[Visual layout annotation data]
* * * * * * *

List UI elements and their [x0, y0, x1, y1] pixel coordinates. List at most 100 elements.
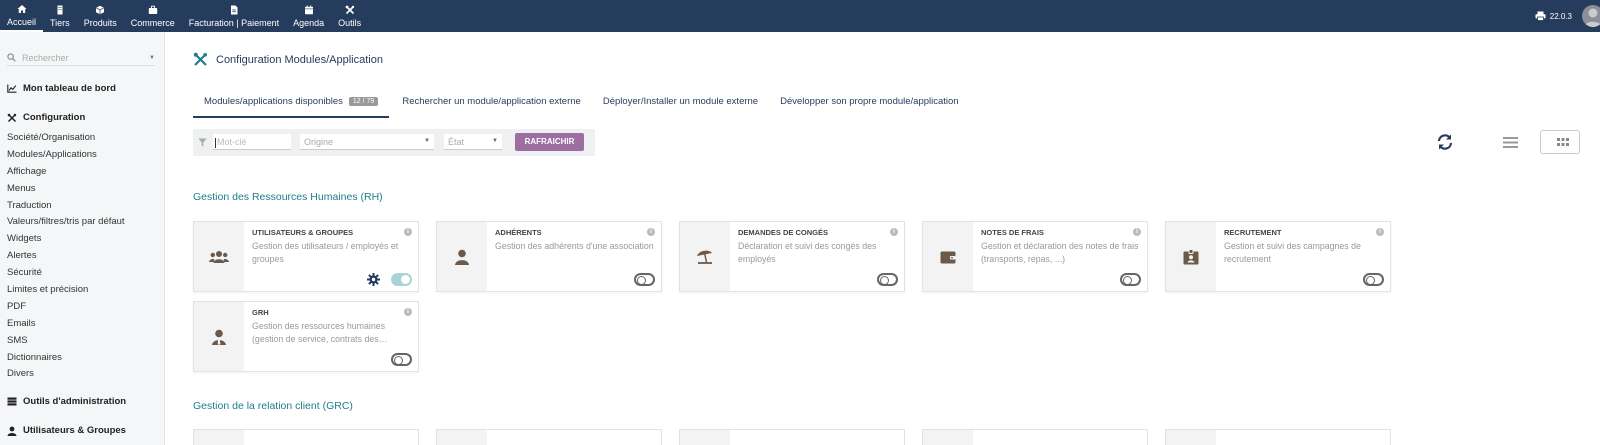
keyword-input[interactable]: Mot-clé [213, 134, 291, 150]
sidebar-config-links: Société/Organisation Modules/Application… [7, 130, 125, 383]
info-icon[interactable]: i [404, 228, 412, 236]
tab-deploy-external[interactable]: Déployer/Installer un module externe [592, 92, 769, 118]
print-version-button[interactable]: 22.0.3 [1535, 11, 1572, 21]
tools-icon [7, 113, 17, 122]
module-tabs: Modules/applications disponibles 12 / 79… [193, 92, 970, 118]
tab-develop-own[interactable]: Développer son propre module/application [769, 92, 970, 118]
sidebar-dashboard-label: Mon tableau de bord [23, 83, 116, 94]
topnav-item-commerce[interactable]: Commerce [124, 0, 182, 32]
state-placeholder: État [448, 137, 465, 147]
grid-view-button[interactable] [1540, 130, 1580, 154]
refresh-button[interactable]: RAFRAICHIR [515, 133, 584, 151]
sidebar-item-affichage[interactable]: Affichage [7, 164, 125, 181]
tab-search-external[interactable]: Rechercher un module/application externe [389, 92, 592, 118]
info-icon[interactable]: i [1133, 228, 1141, 236]
topnav-label: Accueil [7, 16, 37, 27]
topnav-label: Commerce [130, 17, 175, 28]
module-description: Déclaration et suivi des congés des empl… [738, 241, 877, 265]
calendar-icon [304, 5, 313, 14]
sidebar-item-securite[interactable]: Sécurité [7, 265, 125, 282]
users-icon [209, 250, 229, 263]
chevron-down-icon: ▼ [492, 138, 498, 144]
topnav-label: Produits [83, 17, 117, 28]
state-select[interactable]: État ▼ [444, 134, 502, 150]
sidebar-item-sms[interactable]: SMS [7, 333, 125, 350]
module-card-adherents: ADHÉRENTS Gestion des adhérents d'une as… [436, 221, 662, 292]
module-description: Gestion des adhérents d'une association [495, 241, 654, 251]
home-icon [17, 4, 26, 13]
user-avatar[interactable] [1582, 5, 1600, 27]
topnav-label: Agenda [293, 17, 325, 28]
module-toggle[interactable] [634, 273, 655, 286]
sidebar-users-groups[interactable]: Utilisateurs & Groupes [7, 425, 126, 436]
keyword-placeholder: Mot-clé [217, 137, 247, 147]
topnav-item-outils[interactable]: Outils [331, 0, 368, 32]
module-icon-area [680, 430, 730, 445]
topnav-label: Facturation | Paiement [188, 17, 280, 28]
module-card-stub [436, 429, 662, 445]
module-toggle[interactable] [1363, 273, 1384, 286]
search-input[interactable]: Rechercher [22, 53, 149, 63]
module-title: NOTES DE FRAIS [981, 228, 1044, 237]
sidebar-item-widgets[interactable]: Widgets [7, 231, 125, 248]
sidebar-item-societe[interactable]: Société/Organisation [7, 130, 125, 147]
sync-icon[interactable] [1436, 133, 1454, 151]
sidebar-item-traduction[interactable]: Traduction [7, 198, 125, 215]
module-card-users-groups: UTILISATEURS & GROUPES Gestion des utili… [193, 221, 419, 292]
info-icon[interactable]: i [890, 228, 898, 236]
topnav-item-tiers[interactable]: Tiers [43, 0, 77, 32]
tools-icon [193, 52, 207, 66]
top-menu-bar: Accueil Tiers Produits Commerce Facturat… [0, 0, 1600, 32]
sidebar-item-alertes[interactable]: Alertes [7, 248, 125, 265]
module-toggle[interactable] [877, 273, 898, 286]
tab-available-modules[interactable]: Modules/applications disponibles 12 / 79 [193, 92, 390, 118]
version-label: 22.0.3 [1549, 11, 1572, 21]
section-title-grc: Gestion de la relation client (GRC) [193, 400, 353, 412]
gear-icon[interactable] [367, 273, 380, 286]
module-icon-area [1166, 430, 1216, 445]
sidebar-item-pdf[interactable]: PDF [7, 299, 125, 316]
info-icon[interactable]: i [404, 308, 412, 316]
topbar-right: 22.0.3 [1535, 0, 1600, 32]
sidebar-dashboard[interactable]: Mon tableau de bord [7, 83, 116, 94]
module-toggle[interactable] [391, 353, 412, 366]
building-icon [57, 5, 63, 14]
sidebar-admin-tools[interactable]: Outils d'administration [7, 396, 126, 407]
sidebar-item-dictionnaires[interactable]: Dictionnaires [7, 350, 125, 367]
info-icon[interactable]: i [1376, 228, 1384, 236]
sidebar-configuration[interactable]: Configuration [7, 112, 85, 123]
module-toggle[interactable] [391, 273, 412, 286]
printer-icon [1535, 11, 1546, 21]
tab-label: Développer son propre module/application [780, 96, 959, 107]
chevron-down-icon: ▼ [424, 138, 430, 144]
origin-select[interactable]: Origine ▼ [300, 134, 434, 150]
sidebar-item-menus[interactable]: Menus [7, 181, 125, 198]
filter-icon [198, 138, 207, 147]
list-view-icon[interactable] [1503, 136, 1518, 149]
search-icon [7, 53, 16, 62]
info-icon[interactable]: i [647, 228, 655, 236]
topnav-item-accueil[interactable]: Accueil [0, 0, 44, 32]
left-sidebar: Rechercher ▼ Mon tableau de bord Configu… [0, 32, 165, 445]
topnav-item-agenda[interactable]: Agenda [286, 0, 331, 32]
module-card-stub [193, 429, 419, 445]
topnav-item-facturation[interactable]: Facturation | Paiement [182, 0, 286, 32]
sidebar-item-emails[interactable]: Emails [7, 316, 125, 333]
module-card-stub [679, 429, 905, 445]
sidebar-item-modules[interactable]: Modules/Applications [7, 147, 125, 164]
topnav-item-produits[interactable]: Produits [77, 0, 124, 32]
sidebar-admin-tools-label: Outils d'administration [23, 396, 127, 407]
module-icon-area [923, 430, 973, 445]
sidebar-item-limites[interactable]: Limites et précision [7, 282, 125, 299]
sidebar-search[interactable]: Rechercher ▼ [7, 50, 155, 66]
tools-icon [345, 5, 354, 14]
module-icon-area [437, 222, 487, 291]
origin-placeholder: Origine [304, 137, 334, 147]
sidebar-item-valeurs[interactable]: Valeurs/filtres/tris par défaut [7, 214, 125, 231]
chevron-down-icon[interactable]: ▼ [149, 55, 155, 61]
tab-label: Rechercher un module/application externe [402, 96, 581, 107]
sidebar-item-divers[interactable]: Divers [7, 366, 125, 383]
module-toggle[interactable] [1120, 273, 1141, 286]
filter-bar: Mot-clé Origine ▼ État ▼ RAFRAICHIR [193, 129, 595, 156]
section-title-rh: Gestion des Ressources Humaines (RH) [193, 191, 383, 203]
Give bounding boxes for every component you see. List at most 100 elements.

* * * * * * *

• **The request**: In the entries, change "topnav-label" to "nav-text" on every line in the stretch from the line containing "keyword-input[interactable]: Mot-clé [213, 134, 291, 150]" through the line containing "module-card-stub [436, 429, 662, 445]". Give back only those lines, leaving everything else in them unchanged.

• **Right answer**:
keyword-input[interactable]: Mot-clé [213, 134, 291, 150]
sidebar-config-links: Société/Organisation Modules/Application… [7, 130, 125, 383]
info-icon[interactable]: i [404, 228, 412, 236]
tab-deploy-external[interactable]: Déployer/Installer un module externe [592, 92, 769, 118]
print-version-button[interactable]: 22.0.3 [1535, 11, 1572, 21]
tools-icon [7, 113, 17, 122]
module-tabs: Modules/applications disponibles 12 / 79… [193, 92, 970, 118]
tab-develop-own[interactable]: Développer son propre module/application [769, 92, 970, 118]
sidebar-dashboard-label: Mon tableau de bord [23, 83, 116, 94]
topnav-item-commerce[interactable]: Commerce [124, 0, 182, 32]
state-placeholder: État [448, 137, 465, 147]
grid-view-button[interactable] [1540, 130, 1580, 154]
refresh-button[interactable]: RAFRAICHIR [515, 133, 584, 151]
sidebar-item-affichage[interactable]: Affichage [7, 164, 125, 181]
tab-search-external[interactable]: Rechercher un module/application externe [389, 92, 592, 118]
info-icon[interactable]: i [1133, 228, 1141, 236]
nav-text: Accueil [7, 16, 37, 27]
nav-text: Commerce [130, 17, 175, 28]
module-description: Déclaration et suivi des congés des empl… [738, 241, 877, 265]
calendar-icon [304, 5, 313, 14]
sidebar-item-securite[interactable]: Sécurité [7, 265, 125, 282]
users-icon [209, 250, 229, 263]
chevron-down-icon: ▼ [492, 138, 498, 144]
nav-text: Produits [83, 17, 117, 28]
state-select[interactable]: État ▼ [444, 134, 502, 150]
sidebar-item-sms[interactable]: SMS [7, 333, 125, 350]
module-card-adherents: ADHÉRENTS Gestion des adhérents d'une as… [436, 221, 662, 292]
module-description: Gestion des adhérents d'une association [495, 241, 654, 251]
home-icon [17, 4, 26, 13]
user-avatar[interactable] [1582, 5, 1600, 27]
nav-text: Agenda [293, 17, 325, 28]
module-toggle[interactable] [634, 273, 655, 286]
sidebar-users-groups[interactable]: Utilisateurs & Groupes [7, 425, 126, 436]
keyword-placeholder: Mot-clé [217, 137, 247, 147]
topnav-item-outils[interactable]: Outils [331, 0, 368, 32]
module-icon-area [680, 430, 730, 445]
nav-text: Facturation | Paiement [188, 17, 280, 28]
module-card-stub [436, 429, 662, 445]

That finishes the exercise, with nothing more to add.